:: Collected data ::
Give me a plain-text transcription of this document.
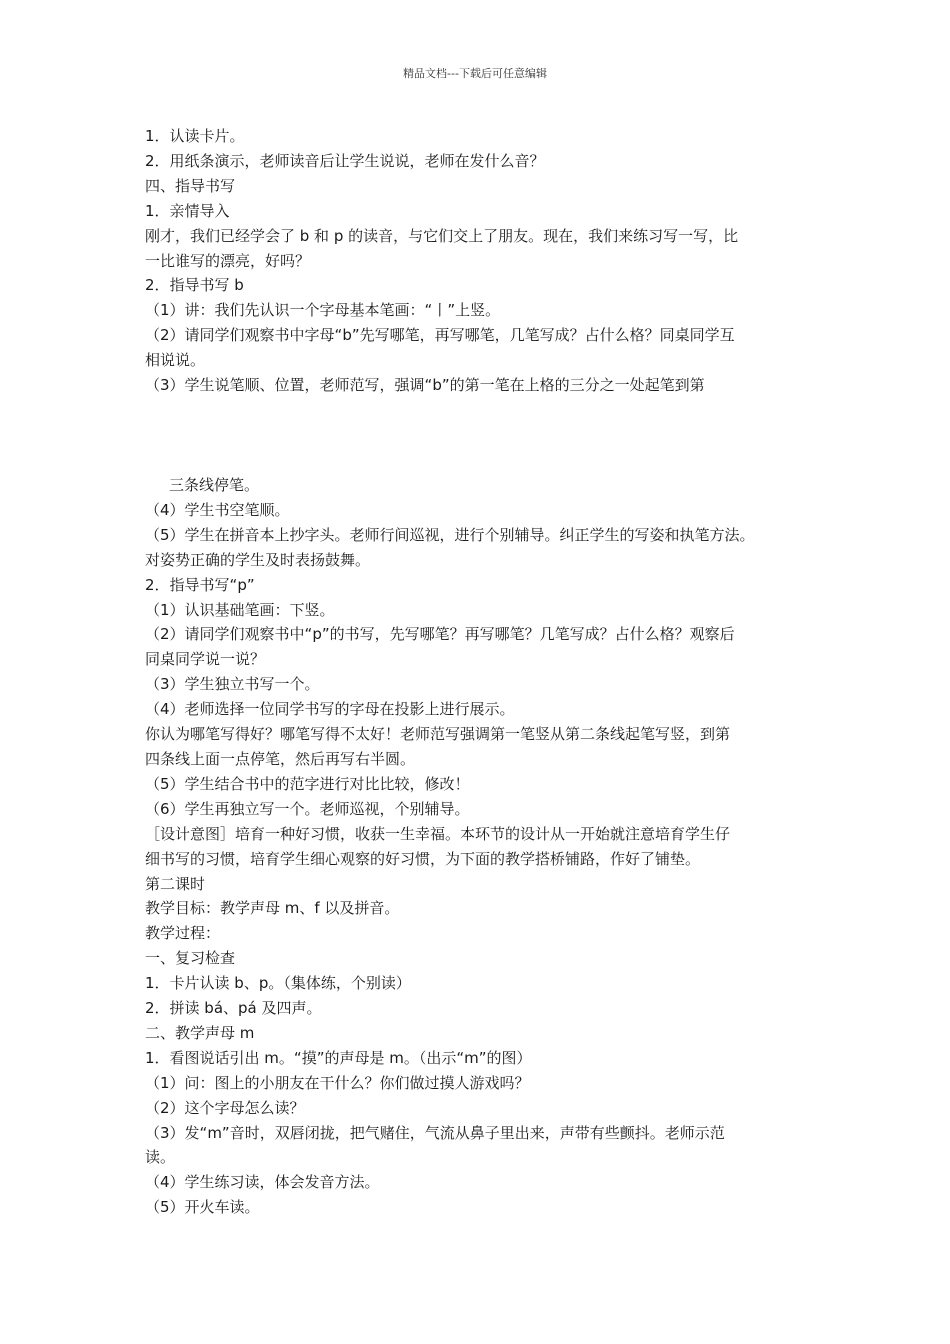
精品文档---下载后可任意编辑

1．认读卡片。

2．用纸条演示，老师读音后让学生说说，老师在发什么音？

四、指导书写

1．亲情导入

刚才，我们已经学会了 b 和 p 的读音，与它们交上了朋友。现在，我们来练习写一写，比

一比谁写的漂亮，好吗？

2．指导书写 b

（1）讲：我们先认识一个字母基本笔画：“丨”上竖。

（2）请同学们观察书中字母“b”先写哪笔，再写哪笔，几笔写成？占什么格？同桌同学互

相说说。

（3）学生说笔顺、位置，老师范写，强调“b”的第一笔在上格的三分之一处起笔到第

三条线停笔。

（4）学生书空笔顺。

（5）学生在拼音本上抄字头。老师行间巡视，进行个别辅导。纠正学生的写姿和执笔方法。

对姿势正确的学生及时表扬鼓舞。

2．指导书写“p”

（1）认识基础笔画：下竖。

（2）请同学们观察书中“p”的书写，先写哪笔？再写哪笔？几笔写成？占什么格？观察后

同桌同学说一说？

（3）学生独立书写一个。

（4）老师选择一位同学书写的字母在投影上进行展示。

你认为哪笔写得好？哪笔写得不太好！老师范写强调第一笔竖从第二条线起笔写竖，到第

四条线上面一点停笔，然后再写右半圆。

（5）学生结合书中的范字进行对比比较，修改！

（6）学生再独立写一个。老师巡视，个别辅导。

［设计意图］培育一种好习惯，收获一生幸福。本环节的设计从一开始就注意培育学生仔

细书写的习惯，培育学生细心观察的好习惯，为下面的教学搭桥铺路，作好了铺垫。

第二课时

教学目标：教学声母 m、f 以及拼音。

教学过程：

一、复习检查

1．卡片认读 b、p。（集体练，个别读）

2．拼读 bá、pá 及四声。

二、教学声母 m

1．看图说话引出 m。“摸”的声母是 m。（出示“m”的图）

（1）问：图上的小朋友在干什么？你们做过摸人游戏吗？

（2）这个字母怎么读？

（3）发“m”音时，双唇闭拢，把气赌住，气流从鼻子里出来，声带有些颤抖。老师示范

读。

（4）学生练习读，体会发音方法。

（5）开火车读。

:: BRIEF ::
Copy in full each line that holds the word "几笔写成".

:: TASK OUTPUT ::
（2）请同学们观察书中字母“b”先写哪笔，再写哪笔，几笔写成？占什么格？同桌同学互
（2）请同学们观察书中“p”的书写，先写哪笔？再写哪笔？几笔写成？占什么格？观察后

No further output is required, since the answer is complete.